-- Start Data excerpts --

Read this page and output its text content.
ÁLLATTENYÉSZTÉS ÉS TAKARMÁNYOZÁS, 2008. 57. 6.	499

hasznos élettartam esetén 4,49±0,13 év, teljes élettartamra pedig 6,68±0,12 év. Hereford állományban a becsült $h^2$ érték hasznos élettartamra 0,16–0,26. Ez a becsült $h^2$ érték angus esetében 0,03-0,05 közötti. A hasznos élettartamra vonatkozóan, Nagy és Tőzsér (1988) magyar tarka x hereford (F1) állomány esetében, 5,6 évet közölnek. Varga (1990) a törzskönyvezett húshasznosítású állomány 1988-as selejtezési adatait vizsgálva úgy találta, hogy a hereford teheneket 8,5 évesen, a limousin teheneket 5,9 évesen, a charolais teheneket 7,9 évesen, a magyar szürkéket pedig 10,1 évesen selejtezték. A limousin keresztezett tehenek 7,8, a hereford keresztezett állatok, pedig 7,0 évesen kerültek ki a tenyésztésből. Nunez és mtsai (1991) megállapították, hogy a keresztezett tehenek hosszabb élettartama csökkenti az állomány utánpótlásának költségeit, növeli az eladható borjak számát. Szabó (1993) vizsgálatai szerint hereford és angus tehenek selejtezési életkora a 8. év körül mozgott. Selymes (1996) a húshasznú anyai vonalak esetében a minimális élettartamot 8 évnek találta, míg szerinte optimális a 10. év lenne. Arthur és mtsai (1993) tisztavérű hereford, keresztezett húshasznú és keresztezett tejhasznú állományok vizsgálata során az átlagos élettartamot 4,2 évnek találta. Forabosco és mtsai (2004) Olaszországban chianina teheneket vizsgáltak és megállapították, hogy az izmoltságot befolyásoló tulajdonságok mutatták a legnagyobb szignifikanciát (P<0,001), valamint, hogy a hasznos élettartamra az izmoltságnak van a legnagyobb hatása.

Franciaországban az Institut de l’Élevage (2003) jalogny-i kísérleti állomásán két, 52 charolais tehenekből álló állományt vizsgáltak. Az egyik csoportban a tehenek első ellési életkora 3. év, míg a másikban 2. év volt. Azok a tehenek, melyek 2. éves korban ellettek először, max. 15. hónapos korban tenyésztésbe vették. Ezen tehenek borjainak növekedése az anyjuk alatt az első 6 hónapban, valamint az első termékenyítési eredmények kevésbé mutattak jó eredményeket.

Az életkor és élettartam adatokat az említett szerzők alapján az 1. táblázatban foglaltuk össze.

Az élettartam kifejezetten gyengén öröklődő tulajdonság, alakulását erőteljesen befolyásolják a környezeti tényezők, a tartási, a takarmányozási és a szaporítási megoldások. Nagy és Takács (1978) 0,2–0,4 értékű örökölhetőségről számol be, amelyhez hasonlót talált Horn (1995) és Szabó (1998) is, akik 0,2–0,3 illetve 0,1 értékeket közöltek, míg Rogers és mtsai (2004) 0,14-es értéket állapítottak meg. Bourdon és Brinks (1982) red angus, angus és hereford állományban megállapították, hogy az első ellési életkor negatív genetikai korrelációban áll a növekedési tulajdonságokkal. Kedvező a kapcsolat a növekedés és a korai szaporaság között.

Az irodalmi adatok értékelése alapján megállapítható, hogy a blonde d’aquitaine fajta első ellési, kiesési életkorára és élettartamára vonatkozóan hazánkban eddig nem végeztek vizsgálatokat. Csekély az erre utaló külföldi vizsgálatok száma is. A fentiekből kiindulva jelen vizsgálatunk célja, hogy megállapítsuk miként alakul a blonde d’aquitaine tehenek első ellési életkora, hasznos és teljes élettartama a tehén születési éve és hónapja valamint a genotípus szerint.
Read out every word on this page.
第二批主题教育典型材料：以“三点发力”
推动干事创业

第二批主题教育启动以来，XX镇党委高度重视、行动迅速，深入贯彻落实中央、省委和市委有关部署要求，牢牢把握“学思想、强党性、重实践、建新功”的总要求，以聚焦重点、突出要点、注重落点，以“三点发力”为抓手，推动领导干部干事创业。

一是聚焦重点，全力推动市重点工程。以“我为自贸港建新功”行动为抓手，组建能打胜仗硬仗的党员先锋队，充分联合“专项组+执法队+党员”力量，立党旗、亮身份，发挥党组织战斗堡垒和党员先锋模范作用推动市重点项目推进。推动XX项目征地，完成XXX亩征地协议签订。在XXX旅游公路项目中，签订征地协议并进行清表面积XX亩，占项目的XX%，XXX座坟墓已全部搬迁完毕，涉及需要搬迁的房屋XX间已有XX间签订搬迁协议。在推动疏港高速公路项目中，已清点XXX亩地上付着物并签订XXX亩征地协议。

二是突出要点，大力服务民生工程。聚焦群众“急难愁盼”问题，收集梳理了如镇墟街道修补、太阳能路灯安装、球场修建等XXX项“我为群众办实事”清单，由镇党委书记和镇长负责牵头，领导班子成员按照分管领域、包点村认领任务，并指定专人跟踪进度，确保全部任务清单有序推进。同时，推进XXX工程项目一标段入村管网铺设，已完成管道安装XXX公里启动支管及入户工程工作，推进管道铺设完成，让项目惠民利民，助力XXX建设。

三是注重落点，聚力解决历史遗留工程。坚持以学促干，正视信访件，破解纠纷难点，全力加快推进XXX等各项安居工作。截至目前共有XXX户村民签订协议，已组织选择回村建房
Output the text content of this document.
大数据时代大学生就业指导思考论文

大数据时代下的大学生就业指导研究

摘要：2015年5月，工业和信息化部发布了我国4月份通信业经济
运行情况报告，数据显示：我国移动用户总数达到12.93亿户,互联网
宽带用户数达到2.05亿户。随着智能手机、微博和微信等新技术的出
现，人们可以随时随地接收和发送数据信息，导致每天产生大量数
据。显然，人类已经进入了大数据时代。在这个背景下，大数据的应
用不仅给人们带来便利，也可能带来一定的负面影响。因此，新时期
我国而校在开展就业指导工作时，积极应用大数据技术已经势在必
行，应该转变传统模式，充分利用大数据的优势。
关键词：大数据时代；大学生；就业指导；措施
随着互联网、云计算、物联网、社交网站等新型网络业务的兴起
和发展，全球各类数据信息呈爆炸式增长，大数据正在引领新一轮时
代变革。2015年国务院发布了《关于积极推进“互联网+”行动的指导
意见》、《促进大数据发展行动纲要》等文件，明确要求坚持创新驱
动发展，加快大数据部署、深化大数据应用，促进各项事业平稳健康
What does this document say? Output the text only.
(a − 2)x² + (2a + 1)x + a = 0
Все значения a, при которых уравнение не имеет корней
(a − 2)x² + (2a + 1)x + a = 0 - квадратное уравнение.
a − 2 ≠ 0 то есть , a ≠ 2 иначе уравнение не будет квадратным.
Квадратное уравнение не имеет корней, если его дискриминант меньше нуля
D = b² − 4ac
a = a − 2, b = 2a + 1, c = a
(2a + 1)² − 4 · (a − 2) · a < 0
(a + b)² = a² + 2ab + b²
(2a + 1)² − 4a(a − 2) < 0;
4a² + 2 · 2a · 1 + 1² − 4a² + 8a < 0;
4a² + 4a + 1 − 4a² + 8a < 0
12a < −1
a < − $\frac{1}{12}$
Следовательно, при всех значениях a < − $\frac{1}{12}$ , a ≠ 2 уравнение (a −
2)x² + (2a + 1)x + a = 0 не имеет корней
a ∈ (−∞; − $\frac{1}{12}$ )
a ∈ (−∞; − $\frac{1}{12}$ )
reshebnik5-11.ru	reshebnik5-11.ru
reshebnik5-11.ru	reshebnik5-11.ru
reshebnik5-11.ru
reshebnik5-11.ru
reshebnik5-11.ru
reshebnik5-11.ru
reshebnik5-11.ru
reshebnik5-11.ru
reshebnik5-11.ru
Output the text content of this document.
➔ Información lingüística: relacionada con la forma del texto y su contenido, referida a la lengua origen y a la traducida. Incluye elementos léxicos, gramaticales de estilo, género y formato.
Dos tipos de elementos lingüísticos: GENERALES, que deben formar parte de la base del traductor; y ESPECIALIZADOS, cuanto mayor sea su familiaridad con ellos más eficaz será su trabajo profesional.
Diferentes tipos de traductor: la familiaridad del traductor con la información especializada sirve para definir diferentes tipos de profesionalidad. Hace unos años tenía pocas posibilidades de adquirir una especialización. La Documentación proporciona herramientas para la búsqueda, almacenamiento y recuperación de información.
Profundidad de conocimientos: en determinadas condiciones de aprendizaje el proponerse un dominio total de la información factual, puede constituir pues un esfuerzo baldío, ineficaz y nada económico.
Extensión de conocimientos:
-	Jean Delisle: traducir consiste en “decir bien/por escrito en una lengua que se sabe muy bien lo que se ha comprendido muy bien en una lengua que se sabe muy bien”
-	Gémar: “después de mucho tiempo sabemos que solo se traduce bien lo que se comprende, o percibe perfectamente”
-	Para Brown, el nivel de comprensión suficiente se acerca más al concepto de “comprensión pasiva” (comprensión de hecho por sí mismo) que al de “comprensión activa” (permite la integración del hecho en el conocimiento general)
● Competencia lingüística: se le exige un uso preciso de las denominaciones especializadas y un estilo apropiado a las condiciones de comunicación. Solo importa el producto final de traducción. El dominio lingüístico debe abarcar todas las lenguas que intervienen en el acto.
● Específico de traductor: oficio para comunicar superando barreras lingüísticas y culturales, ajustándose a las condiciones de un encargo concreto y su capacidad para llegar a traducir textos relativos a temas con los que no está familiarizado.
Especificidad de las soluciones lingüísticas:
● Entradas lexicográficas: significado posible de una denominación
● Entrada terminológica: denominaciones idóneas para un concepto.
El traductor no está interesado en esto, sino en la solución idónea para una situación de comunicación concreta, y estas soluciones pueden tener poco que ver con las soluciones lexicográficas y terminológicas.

-- End Data excerpts --

Prompt:
Report the number of lines above that contain the word "familiaridad", and only that number.

Solution to the exercise:
2